[A block of data]
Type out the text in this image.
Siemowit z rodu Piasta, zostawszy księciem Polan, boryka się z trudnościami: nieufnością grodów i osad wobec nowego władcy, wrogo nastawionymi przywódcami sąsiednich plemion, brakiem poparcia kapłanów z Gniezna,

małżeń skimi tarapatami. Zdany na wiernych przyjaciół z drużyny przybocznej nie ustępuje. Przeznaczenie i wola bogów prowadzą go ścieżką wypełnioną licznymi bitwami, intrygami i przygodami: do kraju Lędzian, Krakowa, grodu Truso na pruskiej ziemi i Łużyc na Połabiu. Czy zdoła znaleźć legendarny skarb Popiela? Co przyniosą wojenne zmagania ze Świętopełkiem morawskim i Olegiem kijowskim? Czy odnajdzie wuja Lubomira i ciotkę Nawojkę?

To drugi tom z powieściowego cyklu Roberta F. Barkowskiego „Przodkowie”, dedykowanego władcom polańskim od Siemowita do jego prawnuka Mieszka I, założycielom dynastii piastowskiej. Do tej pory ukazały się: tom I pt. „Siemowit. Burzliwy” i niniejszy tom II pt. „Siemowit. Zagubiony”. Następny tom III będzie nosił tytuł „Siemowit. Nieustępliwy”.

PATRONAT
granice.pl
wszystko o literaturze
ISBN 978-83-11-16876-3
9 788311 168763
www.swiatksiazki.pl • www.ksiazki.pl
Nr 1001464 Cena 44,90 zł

Task requirements: Looking at the records above, work out how many lines include the word "Siemowit", then give that number by itself.

Exercise output: 2